TASK REQUIREMENTS: Scan the listing below and copy every line holding "this".

RECORDS SHOWN:
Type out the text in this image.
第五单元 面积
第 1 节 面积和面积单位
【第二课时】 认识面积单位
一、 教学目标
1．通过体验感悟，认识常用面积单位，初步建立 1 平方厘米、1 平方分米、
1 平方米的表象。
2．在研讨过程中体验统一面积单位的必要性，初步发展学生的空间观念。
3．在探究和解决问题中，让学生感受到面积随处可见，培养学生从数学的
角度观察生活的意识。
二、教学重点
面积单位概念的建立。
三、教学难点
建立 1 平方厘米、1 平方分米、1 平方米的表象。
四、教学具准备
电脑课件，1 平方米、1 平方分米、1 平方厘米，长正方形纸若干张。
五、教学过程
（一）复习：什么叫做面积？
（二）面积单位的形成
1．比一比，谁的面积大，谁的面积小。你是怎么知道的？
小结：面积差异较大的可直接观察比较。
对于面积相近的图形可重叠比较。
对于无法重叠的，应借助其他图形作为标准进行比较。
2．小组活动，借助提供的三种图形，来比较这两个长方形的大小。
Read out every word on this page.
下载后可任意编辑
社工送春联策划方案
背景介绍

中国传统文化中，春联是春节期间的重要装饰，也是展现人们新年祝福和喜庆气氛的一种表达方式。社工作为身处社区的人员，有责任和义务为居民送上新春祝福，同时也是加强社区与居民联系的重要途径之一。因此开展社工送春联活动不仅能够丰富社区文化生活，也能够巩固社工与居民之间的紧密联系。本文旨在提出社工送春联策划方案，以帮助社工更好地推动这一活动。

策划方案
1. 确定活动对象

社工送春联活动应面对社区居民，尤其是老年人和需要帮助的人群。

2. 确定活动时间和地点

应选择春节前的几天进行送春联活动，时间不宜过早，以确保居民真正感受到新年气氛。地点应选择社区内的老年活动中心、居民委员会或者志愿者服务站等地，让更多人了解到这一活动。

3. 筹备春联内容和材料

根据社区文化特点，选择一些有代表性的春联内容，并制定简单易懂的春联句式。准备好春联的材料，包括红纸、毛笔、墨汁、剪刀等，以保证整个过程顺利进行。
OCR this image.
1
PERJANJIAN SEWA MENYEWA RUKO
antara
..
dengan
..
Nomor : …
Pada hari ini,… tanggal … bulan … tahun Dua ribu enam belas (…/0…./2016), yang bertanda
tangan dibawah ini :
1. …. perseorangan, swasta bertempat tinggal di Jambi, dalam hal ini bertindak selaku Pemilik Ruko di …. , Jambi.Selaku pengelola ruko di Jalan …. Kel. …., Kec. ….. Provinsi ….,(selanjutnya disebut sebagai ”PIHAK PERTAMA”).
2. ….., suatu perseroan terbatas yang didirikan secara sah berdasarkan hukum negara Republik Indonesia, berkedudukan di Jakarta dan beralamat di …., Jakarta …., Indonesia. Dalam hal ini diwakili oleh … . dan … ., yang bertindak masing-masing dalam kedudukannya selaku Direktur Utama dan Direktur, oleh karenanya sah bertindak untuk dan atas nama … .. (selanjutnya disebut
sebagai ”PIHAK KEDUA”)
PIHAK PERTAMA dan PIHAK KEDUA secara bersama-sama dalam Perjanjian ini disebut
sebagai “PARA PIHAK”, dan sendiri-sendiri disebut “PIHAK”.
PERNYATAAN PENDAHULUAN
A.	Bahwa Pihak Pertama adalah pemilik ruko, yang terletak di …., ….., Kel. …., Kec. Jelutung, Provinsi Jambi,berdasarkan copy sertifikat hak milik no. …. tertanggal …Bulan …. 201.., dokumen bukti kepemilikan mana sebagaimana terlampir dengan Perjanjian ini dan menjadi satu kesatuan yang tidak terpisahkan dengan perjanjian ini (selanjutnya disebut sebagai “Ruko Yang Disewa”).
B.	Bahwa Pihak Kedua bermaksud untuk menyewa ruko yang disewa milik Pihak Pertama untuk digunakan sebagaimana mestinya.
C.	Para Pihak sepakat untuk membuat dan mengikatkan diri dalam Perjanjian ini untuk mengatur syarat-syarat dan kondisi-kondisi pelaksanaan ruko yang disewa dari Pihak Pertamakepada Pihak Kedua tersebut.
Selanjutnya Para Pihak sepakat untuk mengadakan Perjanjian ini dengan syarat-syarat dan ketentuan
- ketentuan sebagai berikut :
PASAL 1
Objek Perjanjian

EXERCISE RESULT:
Type out the text in this image.
Read out every word on this page.
OCR this image.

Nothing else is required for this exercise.